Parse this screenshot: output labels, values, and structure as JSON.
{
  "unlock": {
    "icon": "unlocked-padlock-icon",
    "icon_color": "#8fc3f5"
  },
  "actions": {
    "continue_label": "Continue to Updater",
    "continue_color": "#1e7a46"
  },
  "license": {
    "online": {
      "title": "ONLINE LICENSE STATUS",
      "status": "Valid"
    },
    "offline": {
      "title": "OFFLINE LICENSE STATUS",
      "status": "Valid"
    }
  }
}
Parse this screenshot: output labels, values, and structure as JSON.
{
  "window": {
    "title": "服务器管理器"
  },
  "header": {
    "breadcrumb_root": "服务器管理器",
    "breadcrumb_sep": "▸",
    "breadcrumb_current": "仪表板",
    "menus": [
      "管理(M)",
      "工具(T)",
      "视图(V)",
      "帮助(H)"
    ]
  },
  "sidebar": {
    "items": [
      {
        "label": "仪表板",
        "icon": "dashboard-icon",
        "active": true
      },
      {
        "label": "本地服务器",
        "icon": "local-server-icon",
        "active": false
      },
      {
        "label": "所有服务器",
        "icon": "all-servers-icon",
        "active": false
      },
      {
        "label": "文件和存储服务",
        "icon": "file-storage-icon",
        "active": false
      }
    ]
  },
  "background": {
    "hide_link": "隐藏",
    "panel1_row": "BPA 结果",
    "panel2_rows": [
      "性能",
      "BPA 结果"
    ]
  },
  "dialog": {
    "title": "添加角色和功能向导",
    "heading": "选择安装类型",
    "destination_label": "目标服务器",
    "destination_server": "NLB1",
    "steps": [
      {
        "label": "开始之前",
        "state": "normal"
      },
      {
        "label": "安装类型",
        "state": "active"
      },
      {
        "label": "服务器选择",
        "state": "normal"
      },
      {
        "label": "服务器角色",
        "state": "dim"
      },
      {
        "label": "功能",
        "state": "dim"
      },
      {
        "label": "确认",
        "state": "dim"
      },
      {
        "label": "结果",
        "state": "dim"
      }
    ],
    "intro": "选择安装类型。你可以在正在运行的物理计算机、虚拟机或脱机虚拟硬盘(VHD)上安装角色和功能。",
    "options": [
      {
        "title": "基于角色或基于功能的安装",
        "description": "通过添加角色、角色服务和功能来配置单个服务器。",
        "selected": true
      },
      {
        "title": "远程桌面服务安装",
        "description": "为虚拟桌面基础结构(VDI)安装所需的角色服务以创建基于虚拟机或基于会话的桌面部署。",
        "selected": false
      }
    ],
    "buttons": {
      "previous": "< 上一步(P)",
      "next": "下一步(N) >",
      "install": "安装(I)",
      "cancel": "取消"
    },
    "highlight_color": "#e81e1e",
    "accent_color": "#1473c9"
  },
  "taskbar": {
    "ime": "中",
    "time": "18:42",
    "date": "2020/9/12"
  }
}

....

→ **GIVEN INSTRUCTION**:
Every record shown above must be echoed exactly.

→ **EXPECTED OUTPUT**:
Parse this screenshot: output labels, values, and structure as JSON.
{
  "unlock": {
    "icon": "unlocked-padlock-icon",
    "icon_color": "#8fc3f5"
  },
  "actions": {
    "continue_label": "Continue to Updater",
    "continue_color": "#1e7a46"
  },
  "license": {
    "online": {
      "title": "ONLINE LICENSE STATUS",
      "status": "Valid"
    },
    "offline": {
      "title": "OFFLINE LICENSE STATUS",
      "status": "Valid"
    }
  }
}
Parse this screenshot: output labels, values, and structure as JSON.
{
  "window": {
    "title": "服务器管理器"
  },
  "header": {
    "breadcrumb_root": "服务器管理器",
    "breadcrumb_sep": "▸",
    "breadcrumb_current": "仪表板",
    "menus": [
      "管理(M)",
      "工具(T)",
      "视图(V)",
      "帮助(H)"
    ]
  },
  "sidebar": {
    "items": [
      {
        "label": "仪表板",
        "icon": "dashboard-icon",
        "active": true
      },
      {
        "label": "本地服务器",
        "icon": "local-server-icon",
        "active": false
      },
      {
        "label": "所有服务器",
        "icon": "all-servers-icon",
        "active": false
      },
      {
        "label": "文件和存储服务",
        "icon": "file-storage-icon",
        "active": false
      }
    ]
  },
  "background": {
    "hide_link": "隐藏",
    "panel1_row": "BPA 结果",
    "panel2_rows": [
      "性能",
      "BPA 结果"
    ]
  },
  "dialog": {
    "title": "添加角色和功能向导",
    "heading": "选择安装类型",
    "destination_label": "目标服务器",
    "destination_server": "NLB1",
    "steps": [
      {
        "label": "开始之前",
        "state": "normal"
      },
      {
        "label": "安装类型",
        "state": "active"
      },
      {
        "label": "服务器选择",
        "state": "normal"
      },
      {
        "label": "服务器角色",
        "state": "dim"
      },
      {
        "label": "功能",
        "state": "dim"
      },
      {
        "label": "确认",
        "state": "dim"
      },
      {
        "label": "结果",
        "state": "dim"
      }
    ],
    "intro": "选择安装类型。你可以在正在运行的物理计算机、虚拟机或脱机虚拟硬盘(VHD)上安装角色和功能。",
    "options": [
      {
        "title": "基于角色或基于功能的安装",
        "description": "通过添加角色、角色服务和功能来配置单个服务器。",
        "selected": true
      },
      {
        "title": "远程桌面服务安装",
        "description": "为虚拟桌面基础结构(VDI)安装所需的角色服务以创建基于虚拟机或基于会话的桌面部署。",
        "selected": false
      }
    ],
    "buttons": {
      "previous": "< 上一步(P)",
      "next": "下一步(N) >",
      "install": "安装(I)",
      "cancel": "取消"
    },
    "highlight_color": "#e81e1e",
    "accent_color": "#1473c9"
  },
  "taskbar": {
    "ime": "中",
    "time": "18:42",
    "date": "2020/9/12"
  }
}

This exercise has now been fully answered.